Instructions to follow
Emit the entire listing verbatim.

Records

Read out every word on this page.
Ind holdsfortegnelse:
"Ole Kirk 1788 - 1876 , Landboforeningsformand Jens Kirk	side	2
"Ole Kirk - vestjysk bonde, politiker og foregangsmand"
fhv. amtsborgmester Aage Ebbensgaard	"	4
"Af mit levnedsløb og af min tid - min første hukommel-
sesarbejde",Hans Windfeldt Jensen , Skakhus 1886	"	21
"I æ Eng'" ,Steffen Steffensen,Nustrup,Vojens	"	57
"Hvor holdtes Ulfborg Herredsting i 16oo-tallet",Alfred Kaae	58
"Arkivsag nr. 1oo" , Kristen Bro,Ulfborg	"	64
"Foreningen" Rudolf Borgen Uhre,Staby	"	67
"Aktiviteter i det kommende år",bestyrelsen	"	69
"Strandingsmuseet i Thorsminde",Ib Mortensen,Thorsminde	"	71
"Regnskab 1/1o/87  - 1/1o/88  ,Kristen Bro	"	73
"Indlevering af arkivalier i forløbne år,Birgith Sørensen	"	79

Finished answer
Read out every word on this page.
Ind holdsfortegnelse:
"Ole Kirk 1788 - 1876 , Landboforeningsformand Jens Kirk	side	2
"Ole Kirk - vestjysk bonde, politiker og foregangsmand"
fhv. amtsborgmester Aage Ebbensgaard	"	4
"Af mit levnedsløb og af min tid - min første hukommel-
sesarbejde",Hans Windfeldt Jensen , Skakhus 1886	"	21
"I æ Eng'" ,Steffen Steffensen,Nustrup,Vojens	"	57
"Hvor holdtes Ulfborg Herredsting i 16oo-tallet",Alfred Kaae	58
"Arkivsag nr. 1oo" , Kristen Bro,Ulfborg	"	64
"Foreningen" Rudolf Borgen Uhre,Staby	"	67
"Aktiviteter i det kommende år",bestyrelsen	"	69
"Strandingsmuseet i Thorsminde",Ib Mortensen,Thorsminde	"	71
"Regnskab 1/1o/87  - 1/1o/88  ,Kristen Bro	"	73
"Indlevering af arkivalier i forløbne år,Birgith Sørensen	"	79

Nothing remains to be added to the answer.